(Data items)
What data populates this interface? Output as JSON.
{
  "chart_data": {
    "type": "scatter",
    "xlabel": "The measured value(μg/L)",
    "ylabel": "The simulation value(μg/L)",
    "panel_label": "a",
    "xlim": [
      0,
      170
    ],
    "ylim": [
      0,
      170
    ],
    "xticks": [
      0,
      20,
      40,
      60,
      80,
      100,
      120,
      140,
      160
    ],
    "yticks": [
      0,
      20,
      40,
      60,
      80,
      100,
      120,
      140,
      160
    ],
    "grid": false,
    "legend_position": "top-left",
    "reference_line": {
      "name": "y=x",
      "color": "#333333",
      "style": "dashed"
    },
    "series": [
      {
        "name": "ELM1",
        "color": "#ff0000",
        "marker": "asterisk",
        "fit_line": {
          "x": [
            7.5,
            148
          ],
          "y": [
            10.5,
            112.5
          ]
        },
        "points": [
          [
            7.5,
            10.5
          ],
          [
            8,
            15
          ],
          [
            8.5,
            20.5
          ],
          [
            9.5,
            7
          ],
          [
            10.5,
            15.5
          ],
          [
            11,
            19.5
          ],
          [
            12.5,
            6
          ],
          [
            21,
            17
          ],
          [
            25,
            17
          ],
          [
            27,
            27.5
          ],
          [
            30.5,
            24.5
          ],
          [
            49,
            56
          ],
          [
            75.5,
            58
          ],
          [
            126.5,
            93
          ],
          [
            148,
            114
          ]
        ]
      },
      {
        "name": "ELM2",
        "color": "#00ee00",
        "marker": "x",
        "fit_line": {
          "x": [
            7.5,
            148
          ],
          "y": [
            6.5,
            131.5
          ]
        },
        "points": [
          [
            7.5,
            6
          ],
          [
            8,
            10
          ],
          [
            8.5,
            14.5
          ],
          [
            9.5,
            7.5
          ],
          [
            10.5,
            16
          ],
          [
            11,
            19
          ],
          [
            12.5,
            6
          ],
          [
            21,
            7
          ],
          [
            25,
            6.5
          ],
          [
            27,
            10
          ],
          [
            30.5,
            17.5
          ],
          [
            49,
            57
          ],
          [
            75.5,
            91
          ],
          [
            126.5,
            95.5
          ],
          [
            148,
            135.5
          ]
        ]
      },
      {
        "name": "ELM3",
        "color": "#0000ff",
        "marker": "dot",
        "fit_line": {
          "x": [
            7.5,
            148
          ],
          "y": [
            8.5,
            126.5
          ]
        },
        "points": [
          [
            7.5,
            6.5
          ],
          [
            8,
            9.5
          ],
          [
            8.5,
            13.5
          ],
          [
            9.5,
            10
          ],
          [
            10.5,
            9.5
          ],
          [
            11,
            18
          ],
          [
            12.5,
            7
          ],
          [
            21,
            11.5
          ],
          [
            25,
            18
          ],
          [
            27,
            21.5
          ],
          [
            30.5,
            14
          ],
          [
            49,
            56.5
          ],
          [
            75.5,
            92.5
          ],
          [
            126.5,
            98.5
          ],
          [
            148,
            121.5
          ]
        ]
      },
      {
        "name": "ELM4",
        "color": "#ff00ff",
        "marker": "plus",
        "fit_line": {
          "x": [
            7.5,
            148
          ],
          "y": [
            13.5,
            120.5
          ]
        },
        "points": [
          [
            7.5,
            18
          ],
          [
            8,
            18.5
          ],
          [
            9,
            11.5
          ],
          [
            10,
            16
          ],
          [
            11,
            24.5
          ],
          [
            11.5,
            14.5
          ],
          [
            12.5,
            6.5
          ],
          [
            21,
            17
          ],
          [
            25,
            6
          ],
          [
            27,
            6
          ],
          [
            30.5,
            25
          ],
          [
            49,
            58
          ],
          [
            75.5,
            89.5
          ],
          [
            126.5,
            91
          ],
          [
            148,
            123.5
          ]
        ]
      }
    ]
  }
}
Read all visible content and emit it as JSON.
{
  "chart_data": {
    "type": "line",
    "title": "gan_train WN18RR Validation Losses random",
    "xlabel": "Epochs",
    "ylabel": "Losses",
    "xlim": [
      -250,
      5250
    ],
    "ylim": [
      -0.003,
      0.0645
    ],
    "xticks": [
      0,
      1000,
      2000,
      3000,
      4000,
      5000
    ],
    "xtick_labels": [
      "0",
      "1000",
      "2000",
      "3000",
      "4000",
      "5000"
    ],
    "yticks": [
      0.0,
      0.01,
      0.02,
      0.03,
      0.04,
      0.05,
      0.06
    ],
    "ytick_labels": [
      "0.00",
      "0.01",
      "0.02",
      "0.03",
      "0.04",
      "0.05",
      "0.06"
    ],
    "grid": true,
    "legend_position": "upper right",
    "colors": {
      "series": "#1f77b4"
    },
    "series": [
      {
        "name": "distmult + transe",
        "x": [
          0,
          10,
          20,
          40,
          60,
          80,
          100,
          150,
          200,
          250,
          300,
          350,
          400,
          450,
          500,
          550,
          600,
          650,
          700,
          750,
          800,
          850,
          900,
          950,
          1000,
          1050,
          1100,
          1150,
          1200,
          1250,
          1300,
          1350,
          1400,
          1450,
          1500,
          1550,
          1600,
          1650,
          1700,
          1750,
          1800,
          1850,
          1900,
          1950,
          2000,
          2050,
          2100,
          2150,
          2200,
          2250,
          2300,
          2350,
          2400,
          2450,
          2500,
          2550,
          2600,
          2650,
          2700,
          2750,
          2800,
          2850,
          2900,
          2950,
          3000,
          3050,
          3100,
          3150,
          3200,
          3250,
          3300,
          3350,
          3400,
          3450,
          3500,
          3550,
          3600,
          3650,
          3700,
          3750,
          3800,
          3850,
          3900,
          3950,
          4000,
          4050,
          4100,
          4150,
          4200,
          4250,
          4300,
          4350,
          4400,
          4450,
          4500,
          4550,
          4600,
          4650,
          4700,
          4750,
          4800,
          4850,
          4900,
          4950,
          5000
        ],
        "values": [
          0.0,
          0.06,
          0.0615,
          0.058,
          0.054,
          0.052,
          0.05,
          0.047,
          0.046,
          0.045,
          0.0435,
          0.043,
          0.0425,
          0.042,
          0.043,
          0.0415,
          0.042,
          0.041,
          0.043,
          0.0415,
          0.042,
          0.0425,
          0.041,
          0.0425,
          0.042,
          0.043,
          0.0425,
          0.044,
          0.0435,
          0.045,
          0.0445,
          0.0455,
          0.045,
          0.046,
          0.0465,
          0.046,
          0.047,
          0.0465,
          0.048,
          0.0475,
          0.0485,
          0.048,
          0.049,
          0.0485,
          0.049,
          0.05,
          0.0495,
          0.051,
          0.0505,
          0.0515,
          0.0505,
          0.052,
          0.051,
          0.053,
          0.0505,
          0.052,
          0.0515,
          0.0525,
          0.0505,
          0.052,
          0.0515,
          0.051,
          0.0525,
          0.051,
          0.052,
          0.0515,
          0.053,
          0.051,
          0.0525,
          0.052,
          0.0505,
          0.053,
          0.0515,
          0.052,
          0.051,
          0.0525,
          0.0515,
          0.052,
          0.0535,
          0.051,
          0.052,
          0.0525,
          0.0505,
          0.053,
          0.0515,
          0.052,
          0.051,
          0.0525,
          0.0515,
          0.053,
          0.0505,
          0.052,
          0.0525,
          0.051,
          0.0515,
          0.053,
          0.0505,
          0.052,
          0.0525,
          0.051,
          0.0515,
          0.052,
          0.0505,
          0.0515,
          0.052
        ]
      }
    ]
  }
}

## Your instructions
Only a number is wanted here: how many lines in the data above include the string "name"?

## Output for this task
6